* Requirements
Restate each line of the listing exactly, without carrying over any pictures.

* Records supplied

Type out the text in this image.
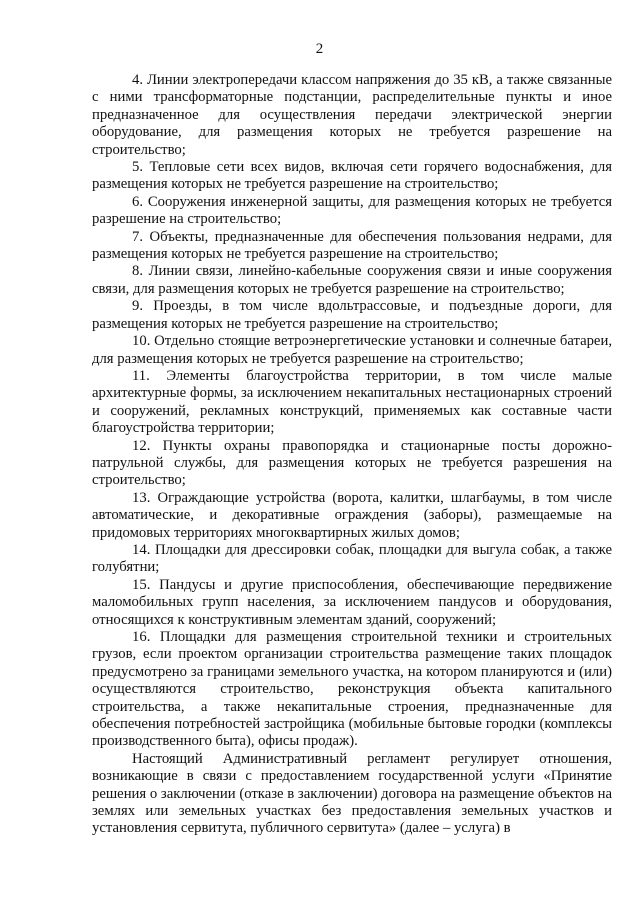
2

4. Линии электропередачи классом напряжения до 35 кВ, а также связанные с ними трансформаторные подстанции, распределительные пункты и иное предназначенное для осуществления передачи электрической энергии оборудование, для размещения которых не требуется разрешение на строительство;

5. Тепловые сети всех видов, включая сети горячего водоснабжения, для размещения которых не требуется разрешение на строительство;

6. Сооружения инженерной защиты, для размещения которых не требуется разрешение на строительство;

7. Объекты, предназначенные для обеспечения пользования недрами, для размещения которых не требуется разрешение на строительство;

8. Линии связи, линейно-кабельные сооружения связи и иные сооружения связи, для размещения которых не требуется разрешение на строительство;

9. Проезды, в том числе вдольтрассовые, и подъездные дороги, для размещения которых не требуется разрешение на строительство;

10. Отдельно стоящие ветроэнергетические установки и солнечные батареи, для размещения которых не требуется разрешение на строительство;

11. Элементы благоустройства территории, в том числе малые архитектурные формы, за исключением некапитальных нестационарных строений и сооружений, рекламных конструкций, применяемых как составные части благоустройства территории;

12. Пункты охраны правопорядка и стационарные посты дорожно-патрульной службы, для размещения которых не требуется разрешения на строительство;

13. Ограждающие устройства (ворота, калитки, шлагбаумы, в том числе автоматические, и декоративные ограждения (заборы), размещаемые на придомовых территориях многоквартирных жилых домов;

14. Площадки для дрессировки собак, площадки для выгула собак, а также голубятни;

15. Пандусы и другие приспособления, обеспечивающие передвижение маломобильных групп населения, за исключением пандусов и оборудования, относящихся к конструктивным элементам зданий, сооружений;

16. Площадки для размещения строительной техники и строительных грузов, если проектом организации строительства размещение таких площадок предусмотрено за границами земельного участка, на котором планируются и (или) осуществляются строительство, реконструкция объекта капитального строительства, а также некапитальные строения, предназначенные для обеспечения потребностей застройщика (мобильные бытовые городки (комплексы производственного быта), офисы продаж).

Настоящий Административный регламент регулирует отношения, возникающие в связи с предоставлением государственной услуги «Принятие решения о заключении (отказе в заключении) договора на размещение объектов на землях или земельных участках без предоставления земельных участков и установления сервитута, публичного сервитута» (далее – услуга) в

* Task result
Type out the text in this image.
2

4. Линии электропередачи классом напряжения до 35 кВ, а также связанные с ними трансформаторные подстанции, распределительные пункты и иное предназначенное для осуществления передачи электрической энергии оборудование, для размещения которых не требуется разрешение на строительство;

5. Тепловые сети всех видов, включая сети горячего водоснабжения, для размещения которых не требуется разрешение на строительство;

6. Сооружения инженерной защиты, для размещения которых не требуется разрешение на строительство;

7. Объекты, предназначенные для обеспечения пользования недрами, для размещения которых не требуется разрешение на строительство;

8. Линии связи, линейно-кабельные сооружения связи и иные сооружения связи, для размещения которых не требуется разрешение на строительство;

9. Проезды, в том числе вдольтрассовые, и подъездные дороги, для размещения которых не требуется разрешение на строительство;

10. Отдельно стоящие ветроэнергетические установки и солнечные батареи, для размещения которых не требуется разрешение на строительство;

11. Элементы благоустройства территории, в том числе малые архитектурные формы, за исключением некапитальных нестационарных строений и сооружений, рекламных конструкций, применяемых как составные части благоустройства территории;

12. Пункты охраны правопорядка и стационарные посты дорожно-патрульной службы, для размещения которых не требуется разрешения на строительство;

13. Ограждающие устройства (ворота, калитки, шлагбаумы, в том числе автоматические, и декоративные ограждения (заборы), размещаемые на придомовых территориях многоквартирных жилых домов;

14. Площадки для дрессировки собак, площадки для выгула собак, а также голубятни;

15. Пандусы и другие приспособления, обеспечивающие передвижение маломобильных групп населения, за исключением пандусов и оборудования, относящихся к конструктивным элементам зданий, сооружений;

16. Площадки для размещения строительной техники и строительных грузов, если проектом организации строительства размещение таких площадок предусмотрено за границами земельного участка, на котором планируются и (или) осуществляются строительство, реконструкция объекта капитального строительства, а также некапитальные строения, предназначенные для обеспечения потребностей застройщика (мобильные бытовые городки (комплексы производственного быта), офисы продаж).

Настоящий Административный регламент регулирует отношения, возникающие в связи с предоставлением государственной услуги «Принятие решения о заключении (отказе в заключении) договора на размещение объектов на землях или земельных участках без предоставления земельных участков и установления сервитута, публичного сервитута» (далее – услуга) в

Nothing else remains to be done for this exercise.